Material for the task =
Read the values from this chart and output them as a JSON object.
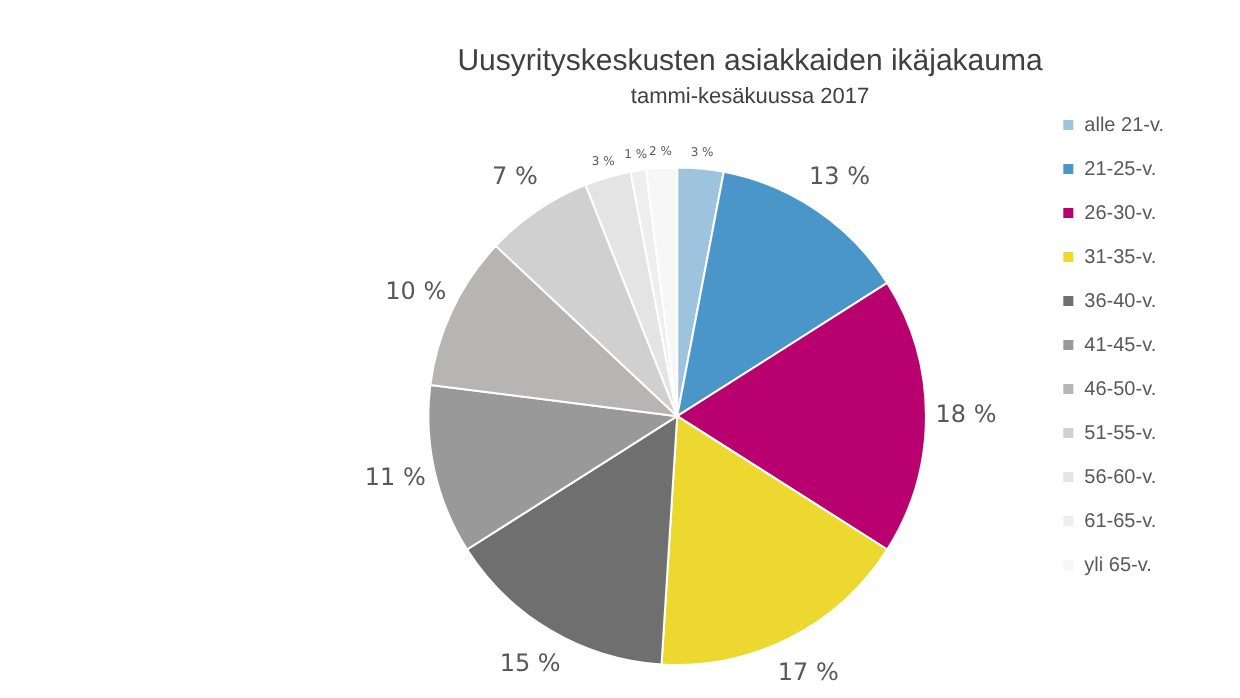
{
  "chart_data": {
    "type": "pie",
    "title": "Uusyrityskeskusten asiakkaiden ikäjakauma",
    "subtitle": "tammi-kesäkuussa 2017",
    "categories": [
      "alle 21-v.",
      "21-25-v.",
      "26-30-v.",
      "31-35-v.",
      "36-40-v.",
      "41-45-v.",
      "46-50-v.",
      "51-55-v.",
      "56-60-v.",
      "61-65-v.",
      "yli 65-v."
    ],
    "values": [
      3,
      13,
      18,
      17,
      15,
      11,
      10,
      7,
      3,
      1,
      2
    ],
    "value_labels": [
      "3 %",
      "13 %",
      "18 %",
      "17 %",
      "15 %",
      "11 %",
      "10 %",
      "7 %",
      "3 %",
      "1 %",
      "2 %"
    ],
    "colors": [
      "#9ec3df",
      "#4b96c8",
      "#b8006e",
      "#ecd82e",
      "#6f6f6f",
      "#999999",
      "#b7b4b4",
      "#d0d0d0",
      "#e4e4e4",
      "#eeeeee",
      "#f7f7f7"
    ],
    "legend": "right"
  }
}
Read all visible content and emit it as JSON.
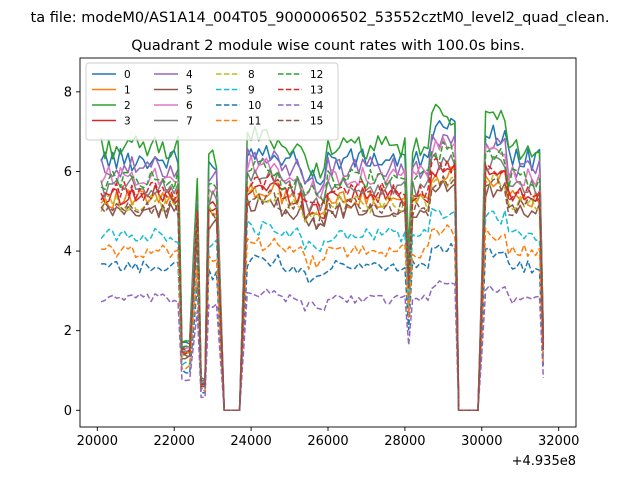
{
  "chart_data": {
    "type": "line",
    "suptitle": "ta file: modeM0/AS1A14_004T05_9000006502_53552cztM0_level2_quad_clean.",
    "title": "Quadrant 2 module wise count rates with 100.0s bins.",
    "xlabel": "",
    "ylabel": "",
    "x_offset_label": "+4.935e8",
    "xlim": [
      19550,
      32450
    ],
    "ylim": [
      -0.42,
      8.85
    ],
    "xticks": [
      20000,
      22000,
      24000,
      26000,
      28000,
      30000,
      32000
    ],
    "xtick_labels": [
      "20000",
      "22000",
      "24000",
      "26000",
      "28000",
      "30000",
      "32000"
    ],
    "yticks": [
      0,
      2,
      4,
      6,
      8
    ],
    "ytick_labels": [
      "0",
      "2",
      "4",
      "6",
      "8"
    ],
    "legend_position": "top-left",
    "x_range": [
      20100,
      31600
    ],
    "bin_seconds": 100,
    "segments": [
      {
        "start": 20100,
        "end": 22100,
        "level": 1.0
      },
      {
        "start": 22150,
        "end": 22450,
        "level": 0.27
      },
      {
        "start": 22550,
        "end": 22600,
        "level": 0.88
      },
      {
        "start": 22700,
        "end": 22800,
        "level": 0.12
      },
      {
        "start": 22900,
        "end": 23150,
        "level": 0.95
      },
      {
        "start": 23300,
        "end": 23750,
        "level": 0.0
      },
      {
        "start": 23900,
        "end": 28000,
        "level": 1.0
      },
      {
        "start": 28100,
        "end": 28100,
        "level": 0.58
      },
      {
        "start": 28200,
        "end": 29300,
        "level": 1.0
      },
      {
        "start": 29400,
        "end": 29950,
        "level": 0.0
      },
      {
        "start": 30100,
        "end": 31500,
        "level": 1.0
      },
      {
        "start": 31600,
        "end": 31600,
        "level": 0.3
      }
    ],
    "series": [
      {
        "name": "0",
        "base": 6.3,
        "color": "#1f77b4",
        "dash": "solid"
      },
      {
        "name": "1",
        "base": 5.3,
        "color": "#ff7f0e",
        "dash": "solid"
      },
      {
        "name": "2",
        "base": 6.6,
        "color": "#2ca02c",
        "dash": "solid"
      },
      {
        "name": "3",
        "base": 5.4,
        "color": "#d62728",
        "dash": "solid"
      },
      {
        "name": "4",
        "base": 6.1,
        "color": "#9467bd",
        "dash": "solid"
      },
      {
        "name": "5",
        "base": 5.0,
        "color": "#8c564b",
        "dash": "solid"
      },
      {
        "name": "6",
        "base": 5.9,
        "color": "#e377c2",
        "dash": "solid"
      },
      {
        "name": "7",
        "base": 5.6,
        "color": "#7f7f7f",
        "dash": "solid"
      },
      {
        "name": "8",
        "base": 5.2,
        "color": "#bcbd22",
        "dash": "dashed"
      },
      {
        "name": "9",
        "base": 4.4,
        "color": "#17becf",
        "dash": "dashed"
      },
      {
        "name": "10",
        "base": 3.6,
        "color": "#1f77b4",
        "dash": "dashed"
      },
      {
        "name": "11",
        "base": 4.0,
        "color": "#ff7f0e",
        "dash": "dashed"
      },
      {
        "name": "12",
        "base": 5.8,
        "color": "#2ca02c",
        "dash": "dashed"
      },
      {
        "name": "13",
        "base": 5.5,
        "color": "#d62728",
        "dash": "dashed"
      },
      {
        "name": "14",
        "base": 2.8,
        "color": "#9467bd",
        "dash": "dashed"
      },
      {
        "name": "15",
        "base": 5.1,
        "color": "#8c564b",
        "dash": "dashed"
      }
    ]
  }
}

Work required =
Write the listing out a second time exactly, dropping all images.

Complete response =
Read the values from this chart and output them as a JSON object.
{
  "chart_data": {
    "type": "pie",
    "title": "Uusyrityskeskusten asiakkaiden ikäjakauma",
    "subtitle": "tammi-kesäkuussa 2017",
    "categories": [
      "alle 21-v.",
      "21-25-v.",
      "26-30-v.",
      "31-35-v.",
      "36-40-v.",
      "41-45-v.",
      "46-50-v.",
      "51-55-v.",
      "56-60-v.",
      "61-65-v.",
      "yli 65-v."
    ],
    "values": [
      3,
      13,
      18,
      17,
      15,
      11,
      10,
      7,
      3,
      1,
      2
    ],
    "value_labels": [
      "3 %",
      "13 %",
      "18 %",
      "17 %",
      "15 %",
      "11 %",
      "10 %",
      "7 %",
      "3 %",
      "1 %",
      "2 %"
    ],
    "colors": [
      "#9ec3df",
      "#4b96c8",
      "#b8006e",
      "#ecd82e",
      "#6f6f6f",
      "#999999",
      "#b7b4b4",
      "#d0d0d0",
      "#e4e4e4",
      "#eeeeee",
      "#f7f7f7"
    ],
    "legend": "right"
  }
}
Read all visible content and emit it as JSON.
{
  "chart_data": {
    "type": "line",
    "suptitle": "ta file: modeM0/AS1A14_004T05_9000006502_53552cztM0_level2_quad_clean.",
    "title": "Quadrant 2 module wise count rates with 100.0s bins.",
    "xlabel": "",
    "ylabel": "",
    "x_offset_label": "+4.935e8",
    "xlim": [
      19550,
      32450
    ],
    "ylim": [
      -0.42,
      8.85
    ],
    "xticks": [
      20000,
      22000,
      24000,
      26000,
      28000,
      30000,
      32000
    ],
    "xtick_labels": [
      "20000",
      "22000",
      "24000",
      "26000",
      "28000",
      "30000",
      "32000"
    ],
    "yticks": [
      0,
      2,
      4,
      6,
      8
    ],
    "ytick_labels": [
      "0",
      "2",
      "4",
      "6",
      "8"
    ],
    "legend_position": "top-left",
    "x_range": [
      20100,
      31600
    ],
    "bin_seconds": 100,
    "segments": [
      {
        "start": 20100,
        "end": 22100,
        "level": 1.0
      },
      {
        "start": 22150,
        "end": 22450,
        "level": 0.27
      },
      {
        "start": 22550,
        "end": 22600,
        "level": 0.88
      },
      {
        "start": 22700,
        "end": 22800,
        "level": 0.12
      },
      {
        "start": 22900,
        "end": 23150,
        "level": 0.95
      },
      {
        "start": 23300,
        "end": 23750,
        "level": 0.0
      },
      {
        "start": 23900,
        "end": 28000,
        "level": 1.0
      },
      {
        "start": 28100,
        "end": 28100,
        "level": 0.58
      },
      {
        "start": 28200,
        "end": 29300,
        "level": 1.0
      },
      {
        "start": 29400,
        "end": 29950,
        "level": 0.0
      },
      {
        "start": 30100,
        "end": 31500,
        "level": 1.0
      },
      {
        "start": 31600,
        "end": 31600,
        "level": 0.3
      }
    ],
    "series": [
      {
        "name": "0",
        "base": 6.3,
        "color": "#1f77b4",
        "dash": "solid"
      },
      {
        "name": "1",
        "base": 5.3,
        "color": "#ff7f0e",
        "dash": "solid"
      },
      {
        "name": "2",
        "base": 6.6,
        "color": "#2ca02c",
        "dash": "solid"
      },
      {
        "name": "3",
        "base": 5.4,
        "color": "#d62728",
        "dash": "solid"
      },
      {
        "name": "4",
        "base": 6.1,
        "color": "#9467bd",
        "dash": "solid"
      },
      {
        "name": "5",
        "base": 5.0,
        "color": "#8c564b",
        "dash": "solid"
      },
      {
        "name": "6",
        "base": 5.9,
        "color": "#e377c2",
        "dash": "solid"
      },
      {
        "name": "7",
        "base": 5.6,
        "color": "#7f7f7f",
        "dash": "solid"
      },
      {
        "name": "8",
        "base": 5.2,
        "color": "#bcbd22",
        "dash": "dashed"
      },
      {
        "name": "9",
        "base": 4.4,
        "color": "#17becf",
        "dash": "dashed"
      },
      {
        "name": "10",
        "base": 3.6,
        "color": "#1f77b4",
        "dash": "dashed"
      },
      {
        "name": "11",
        "base": 4.0,
        "color": "#ff7f0e",
        "dash": "dashed"
      },
      {
        "name": "12",
        "base": 5.8,
        "color": "#2ca02c",
        "dash": "dashed"
      },
      {
        "name": "13",
        "base": 5.5,
        "color": "#d62728",
        "dash": "dashed"
      },
      {
        "name": "14",
        "base": 2.8,
        "color": "#9467bd",
        "dash": "dashed"
      },
      {
        "name": "15",
        "base": 5.1,
        "color": "#8c564b",
        "dash": "dashed"
      }
    ]
  }
}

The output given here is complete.